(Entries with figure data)
* * *

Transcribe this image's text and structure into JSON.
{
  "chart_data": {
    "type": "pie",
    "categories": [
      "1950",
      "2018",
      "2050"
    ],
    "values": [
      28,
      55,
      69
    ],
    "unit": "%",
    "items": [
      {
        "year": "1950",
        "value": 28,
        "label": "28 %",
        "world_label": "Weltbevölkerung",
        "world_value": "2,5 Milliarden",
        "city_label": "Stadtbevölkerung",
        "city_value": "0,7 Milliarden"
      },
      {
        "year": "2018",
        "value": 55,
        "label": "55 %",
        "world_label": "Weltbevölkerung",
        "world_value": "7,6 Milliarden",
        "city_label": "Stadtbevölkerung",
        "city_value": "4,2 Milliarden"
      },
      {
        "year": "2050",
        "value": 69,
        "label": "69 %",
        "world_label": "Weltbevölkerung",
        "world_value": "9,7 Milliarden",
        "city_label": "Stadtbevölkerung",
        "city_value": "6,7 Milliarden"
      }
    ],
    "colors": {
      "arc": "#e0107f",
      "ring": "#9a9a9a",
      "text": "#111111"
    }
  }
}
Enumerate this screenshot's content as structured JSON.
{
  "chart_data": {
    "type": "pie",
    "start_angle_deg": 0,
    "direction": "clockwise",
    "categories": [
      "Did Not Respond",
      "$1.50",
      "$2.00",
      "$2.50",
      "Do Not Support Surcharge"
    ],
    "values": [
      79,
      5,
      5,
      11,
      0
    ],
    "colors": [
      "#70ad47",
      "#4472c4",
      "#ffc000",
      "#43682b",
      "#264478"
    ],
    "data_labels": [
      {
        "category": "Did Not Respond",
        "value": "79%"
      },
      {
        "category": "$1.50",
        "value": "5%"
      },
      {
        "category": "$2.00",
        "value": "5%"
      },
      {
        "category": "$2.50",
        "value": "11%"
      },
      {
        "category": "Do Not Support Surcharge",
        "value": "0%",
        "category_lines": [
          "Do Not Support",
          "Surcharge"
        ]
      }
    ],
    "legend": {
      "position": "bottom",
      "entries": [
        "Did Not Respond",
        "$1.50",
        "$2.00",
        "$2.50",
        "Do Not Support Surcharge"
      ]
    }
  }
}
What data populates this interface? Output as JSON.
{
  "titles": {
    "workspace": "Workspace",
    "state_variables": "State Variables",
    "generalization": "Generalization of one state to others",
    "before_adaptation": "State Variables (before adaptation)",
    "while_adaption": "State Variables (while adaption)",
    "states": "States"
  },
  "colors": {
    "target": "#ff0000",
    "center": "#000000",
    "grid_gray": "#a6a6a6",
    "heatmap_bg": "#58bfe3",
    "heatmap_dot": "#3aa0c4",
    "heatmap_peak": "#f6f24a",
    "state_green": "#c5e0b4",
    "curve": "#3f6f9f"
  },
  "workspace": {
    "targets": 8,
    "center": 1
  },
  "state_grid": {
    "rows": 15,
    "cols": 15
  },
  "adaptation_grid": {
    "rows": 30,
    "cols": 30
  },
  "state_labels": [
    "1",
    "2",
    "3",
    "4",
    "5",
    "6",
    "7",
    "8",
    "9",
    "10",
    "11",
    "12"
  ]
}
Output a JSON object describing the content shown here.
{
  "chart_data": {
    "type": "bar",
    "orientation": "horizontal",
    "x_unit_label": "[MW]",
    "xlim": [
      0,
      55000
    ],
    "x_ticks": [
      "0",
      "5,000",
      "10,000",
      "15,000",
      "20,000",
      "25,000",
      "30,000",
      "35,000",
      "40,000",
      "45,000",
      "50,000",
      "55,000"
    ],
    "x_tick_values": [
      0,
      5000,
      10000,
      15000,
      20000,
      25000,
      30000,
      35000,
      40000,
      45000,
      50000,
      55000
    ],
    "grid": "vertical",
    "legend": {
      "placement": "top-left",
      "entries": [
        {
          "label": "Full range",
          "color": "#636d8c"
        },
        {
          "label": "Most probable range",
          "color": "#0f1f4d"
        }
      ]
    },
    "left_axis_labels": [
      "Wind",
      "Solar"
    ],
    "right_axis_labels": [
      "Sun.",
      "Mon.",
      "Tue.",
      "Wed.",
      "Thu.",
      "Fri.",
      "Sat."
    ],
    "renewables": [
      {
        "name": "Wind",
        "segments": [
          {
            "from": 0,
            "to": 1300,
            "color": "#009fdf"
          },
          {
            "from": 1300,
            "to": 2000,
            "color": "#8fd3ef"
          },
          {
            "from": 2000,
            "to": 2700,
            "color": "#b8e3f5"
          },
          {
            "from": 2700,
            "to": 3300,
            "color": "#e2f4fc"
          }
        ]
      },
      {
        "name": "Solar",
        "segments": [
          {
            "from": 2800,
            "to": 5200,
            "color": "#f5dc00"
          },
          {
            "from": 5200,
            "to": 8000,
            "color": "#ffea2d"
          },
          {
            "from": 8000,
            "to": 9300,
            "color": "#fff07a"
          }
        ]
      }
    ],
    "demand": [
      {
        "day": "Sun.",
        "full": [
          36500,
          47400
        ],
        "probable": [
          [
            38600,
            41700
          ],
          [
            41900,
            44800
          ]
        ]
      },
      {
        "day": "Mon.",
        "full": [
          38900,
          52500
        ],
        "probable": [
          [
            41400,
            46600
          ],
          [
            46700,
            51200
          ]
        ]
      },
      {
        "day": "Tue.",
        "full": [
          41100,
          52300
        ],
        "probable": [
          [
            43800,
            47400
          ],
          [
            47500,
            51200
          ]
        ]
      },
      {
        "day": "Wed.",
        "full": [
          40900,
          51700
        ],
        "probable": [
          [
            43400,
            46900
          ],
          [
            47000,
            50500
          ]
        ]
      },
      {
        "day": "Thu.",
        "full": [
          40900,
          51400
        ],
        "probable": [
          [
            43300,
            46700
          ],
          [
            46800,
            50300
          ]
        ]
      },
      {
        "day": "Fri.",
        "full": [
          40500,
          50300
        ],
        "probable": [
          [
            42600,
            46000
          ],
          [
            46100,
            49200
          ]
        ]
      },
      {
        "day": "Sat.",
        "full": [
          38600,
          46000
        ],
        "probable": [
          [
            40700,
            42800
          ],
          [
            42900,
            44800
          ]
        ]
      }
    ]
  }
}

* * *

_Required task_: Print the material verbatim, all of it.

_Written answer_:
Transcribe this image's text and structure into JSON.
{
  "chart_data": {
    "type": "pie",
    "categories": [
      "1950",
      "2018",
      "2050"
    ],
    "values": [
      28,
      55,
      69
    ],
    "unit": "%",
    "items": [
      {
        "year": "1950",
        "value": 28,
        "label": "28 %",
        "world_label": "Weltbevölkerung",
        "world_value": "2,5 Milliarden",
        "city_label": "Stadtbevölkerung",
        "city_value": "0,7 Milliarden"
      },
      {
        "year": "2018",
        "value": 55,
        "label": "55 %",
        "world_label": "Weltbevölkerung",
        "world_value": "7,6 Milliarden",
        "city_label": "Stadtbevölkerung",
        "city_value": "4,2 Milliarden"
      },
      {
        "year": "2050",
        "value": 69,
        "label": "69 %",
        "world_label": "Weltbevölkerung",
        "world_value": "9,7 Milliarden",
        "city_label": "Stadtbevölkerung",
        "city_value": "6,7 Milliarden"
      }
    ],
    "colors": {
      "arc": "#e0107f",
      "ring": "#9a9a9a",
      "text": "#111111"
    }
  }
}
Enumerate this screenshot's content as structured JSON.
{
  "chart_data": {
    "type": "pie",
    "start_angle_deg": 0,
    "direction": "clockwise",
    "categories": [
      "Did Not Respond",
      "$1.50",
      "$2.00",
      "$2.50",
      "Do Not Support Surcharge"
    ],
    "values": [
      79,
      5,
      5,
      11,
      0
    ],
    "colors": [
      "#70ad47",
      "#4472c4",
      "#ffc000",
      "#43682b",
      "#264478"
    ],
    "data_labels": [
      {
        "category": "Did Not Respond",
        "value": "79%"
      },
      {
        "category": "$1.50",
        "value": "5%"
      },
      {
        "category": "$2.00",
        "value": "5%"
      },
      {
        "category": "$2.50",
        "value": "11%"
      },
      {
        "category": "Do Not Support Surcharge",
        "value": "0%",
        "category_lines": [
          "Do Not Support",
          "Surcharge"
        ]
      }
    ],
    "legend": {
      "position": "bottom",
      "entries": [
        "Did Not Respond",
        "$1.50",
        "$2.00",
        "$2.50",
        "Do Not Support Surcharge"
      ]
    }
  }
}
What data populates this interface? Output as JSON.
{
  "titles": {
    "workspace": "Workspace",
    "state_variables": "State Variables",
    "generalization": "Generalization of one state to others",
    "before_adaptation": "State Variables (before adaptation)",
    "while_adaption": "State Variables (while adaption)",
    "states": "States"
  },
  "colors": {
    "target": "#ff0000",
    "center": "#000000",
    "grid_gray": "#a6a6a6",
    "heatmap_bg": "#58bfe3",
    "heatmap_dot": "#3aa0c4",
    "heatmap_peak": "#f6f24a",
    "state_green": "#c5e0b4",
    "curve": "#3f6f9f"
  },
  "workspace": {
    "targets": 8,
    "center": 1
  },
  "state_grid": {
    "rows": 15,
    "cols": 15
  },
  "adaptation_grid": {
    "rows": 30,
    "cols": 30
  },
  "state_labels": [
    "1",
    "2",
    "3",
    "4",
    "5",
    "6",
    "7",
    "8",
    "9",
    "10",
    "11",
    "12"
  ]
}
Output a JSON object describing the content shown here.
{
  "chart_data": {
    "type": "bar",
    "orientation": "horizontal",
    "x_unit_label": "[MW]",
    "xlim": [
      0,
      55000
    ],
    "x_ticks": [
      "0",
      "5,000",
      "10,000",
      "15,000",
      "20,000",
      "25,000",
      "30,000",
      "35,000",
      "40,000",
      "45,000",
      "50,000",
      "55,000"
    ],
    "x_tick_values": [
      0,
      5000,
      10000,
      15000,
      20000,
      25000,
      30000,
      35000,
      40000,
      45000,
      50000,
      55000
    ],
    "grid": "vertical",
    "legend": {
      "placement": "top-left",
      "entries": [
        {
          "label": "Full range",
          "color": "#636d8c"
        },
        {
          "label": "Most probable range",
          "color": "#0f1f4d"
        }
      ]
    },
    "left_axis_labels": [
      "Wind",
      "Solar"
    ],
    "right_axis_labels": [
      "Sun.",
      "Mon.",
      "Tue.",
      "Wed.",
      "Thu.",
      "Fri.",
      "Sat."
    ],
    "renewables": [
      {
        "name": "Wind",
        "segments": [
          {
            "from": 0,
            "to": 1300,
            "color": "#009fdf"
          },
          {
            "from": 1300,
            "to": 2000,
            "color": "#8fd3ef"
          },
          {
            "from": 2000,
            "to": 2700,
            "color": "#b8e3f5"
          },
          {
            "from": 2700,
            "to": 3300,
            "color": "#e2f4fc"
          }
        ]
      },
      {
        "name": "Solar",
        "segments": [
          {
            "from": 2800,
            "to": 5200,
            "color": "#f5dc00"
          },
          {
            "from": 5200,
            "to": 8000,
            "color": "#ffea2d"
          },
          {
            "from": 8000,
            "to": 9300,
            "color": "#fff07a"
          }
        ]
      }
    ],
    "demand": [
      {
        "day": "Sun.",
        "full": [
          36500,
          47400
        ],
        "probable": [
          [
            38600,
            41700
          ],
          [
            41900,
            44800
          ]
        ]
      },
      {
        "day": "Mon.",
        "full": [
          38900,
          52500
        ],
        "probable": [
          [
            41400,
            46600
          ],
          [
            46700,
            51200
          ]
        ]
      },
      {
        "day": "Tue.",
        "full": [
          41100,
          52300
        ],
        "probable": [
          [
            43800,
            47400
          ],
          [
            47500,
            51200
          ]
        ]
      },
      {
        "day": "Wed.",
        "full": [
          40900,
          51700
        ],
        "probable": [
          [
            43400,
            46900
          ],
          [
            47000,
            50500
          ]
        ]
      },
      {
        "day": "Thu.",
        "full": [
          40900,
          51400
        ],
        "probable": [
          [
            43300,
            46700
          ],
          [
            46800,
            50300
          ]
        ]
      },
      {
        "day": "Fri.",
        "full": [
          40500,
          50300
        ],
        "probable": [
          [
            42600,
            46000
          ],
          [
            46100,
            49200
          ]
        ]
      },
      {
        "day": "Sat.",
        "full": [
          38600,
          46000
        ],
        "probable": [
          [
            40700,
            42800
          ],
          [
            42900,
            44800
          ]
        ]
      }
    ]
  }
}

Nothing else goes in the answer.